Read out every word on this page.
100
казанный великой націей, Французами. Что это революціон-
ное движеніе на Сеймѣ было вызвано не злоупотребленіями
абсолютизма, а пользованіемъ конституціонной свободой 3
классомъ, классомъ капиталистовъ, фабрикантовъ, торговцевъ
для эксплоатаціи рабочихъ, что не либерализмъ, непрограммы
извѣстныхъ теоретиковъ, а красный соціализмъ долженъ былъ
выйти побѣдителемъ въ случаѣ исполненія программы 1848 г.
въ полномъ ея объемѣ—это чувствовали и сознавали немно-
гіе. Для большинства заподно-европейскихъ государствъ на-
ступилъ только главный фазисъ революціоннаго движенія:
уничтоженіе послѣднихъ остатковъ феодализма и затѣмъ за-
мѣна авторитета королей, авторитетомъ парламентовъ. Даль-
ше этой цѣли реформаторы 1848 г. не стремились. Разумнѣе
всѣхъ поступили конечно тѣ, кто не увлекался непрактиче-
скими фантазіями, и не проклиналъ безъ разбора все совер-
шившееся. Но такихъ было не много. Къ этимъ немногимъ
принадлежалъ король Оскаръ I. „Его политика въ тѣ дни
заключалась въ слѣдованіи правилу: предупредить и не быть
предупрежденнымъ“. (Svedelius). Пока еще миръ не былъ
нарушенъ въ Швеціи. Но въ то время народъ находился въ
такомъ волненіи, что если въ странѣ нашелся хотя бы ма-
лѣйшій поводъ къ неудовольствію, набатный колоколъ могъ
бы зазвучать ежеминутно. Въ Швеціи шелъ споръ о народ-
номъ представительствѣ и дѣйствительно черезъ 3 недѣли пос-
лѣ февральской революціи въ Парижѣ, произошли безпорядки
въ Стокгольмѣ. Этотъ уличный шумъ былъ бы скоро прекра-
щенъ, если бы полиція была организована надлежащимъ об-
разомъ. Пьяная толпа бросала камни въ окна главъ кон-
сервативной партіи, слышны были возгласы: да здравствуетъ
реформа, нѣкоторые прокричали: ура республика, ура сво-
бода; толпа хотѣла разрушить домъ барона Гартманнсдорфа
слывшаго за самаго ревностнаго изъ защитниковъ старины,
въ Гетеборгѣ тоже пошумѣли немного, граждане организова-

---

## GIVEN INSTRUCTION
Each line of the listing should be copied exactly.

## SOLUTION
Read out every word on this page.
100
казанный великой націей, Французами. Что это революціон-
ное движеніе на Сеймѣ было вызвано не злоупотребленіями
абсолютизма, а пользованіемъ конституціонной свободой 3
классомъ, классомъ капиталистовъ, фабрикантовъ, торговцевъ
для эксплоатаціи рабочихъ, что не либерализмъ, непрограммы
извѣстныхъ теоретиковъ, а красный соціализмъ долженъ былъ
выйти побѣдителемъ въ случаѣ исполненія программы 1848 г.
въ полномъ ея объемѣ—это чувствовали и сознавали немно-
гіе. Для большинства заподно-европейскихъ государствъ на-
ступилъ только главный фазисъ революціоннаго движенія:
уничтоженіе послѣднихъ остатковъ феодализма и затѣмъ за-
мѣна авторитета королей, авторитетомъ парламентовъ. Даль-
ше этой цѣли реформаторы 1848 г. не стремились. Разумнѣе
всѣхъ поступили конечно тѣ, кто не увлекался непрактиче-
скими фантазіями, и не проклиналъ безъ разбора все совер-
шившееся. Но такихъ было не много. Къ этимъ немногимъ
принадлежалъ король Оскаръ I. „Его политика въ тѣ дни
заключалась въ слѣдованіи правилу: предупредить и не быть
предупрежденнымъ“. (Svedelius). Пока еще миръ не былъ
нарушенъ въ Швеціи. Но въ то время народъ находился въ
такомъ волненіи, что если въ странѣ нашелся хотя бы ма-
лѣйшій поводъ къ неудовольствію, набатный колоколъ могъ
бы зазвучать ежеминутно. Въ Швеціи шелъ споръ о народ-
номъ представительствѣ и дѣйствительно черезъ 3 недѣли пос-
лѣ февральской революціи въ Парижѣ, произошли безпорядки
въ Стокгольмѣ. Этотъ уличный шумъ былъ бы скоро прекра-
щенъ, если бы полиція была организована надлежащимъ об-
разомъ. Пьяная толпа бросала камни въ окна главъ кон-
сервативной партіи, слышны были возгласы: да здравствуетъ
реформа, нѣкоторые прокричали: ура республика, ура сво-
бода; толпа хотѣла разрушить домъ барона Гартманнсдорфа
слывшаго за самаго ревностнаго изъ защитниковъ старины,
въ Гетеборгѣ тоже пошумѣли немного, граждане организова-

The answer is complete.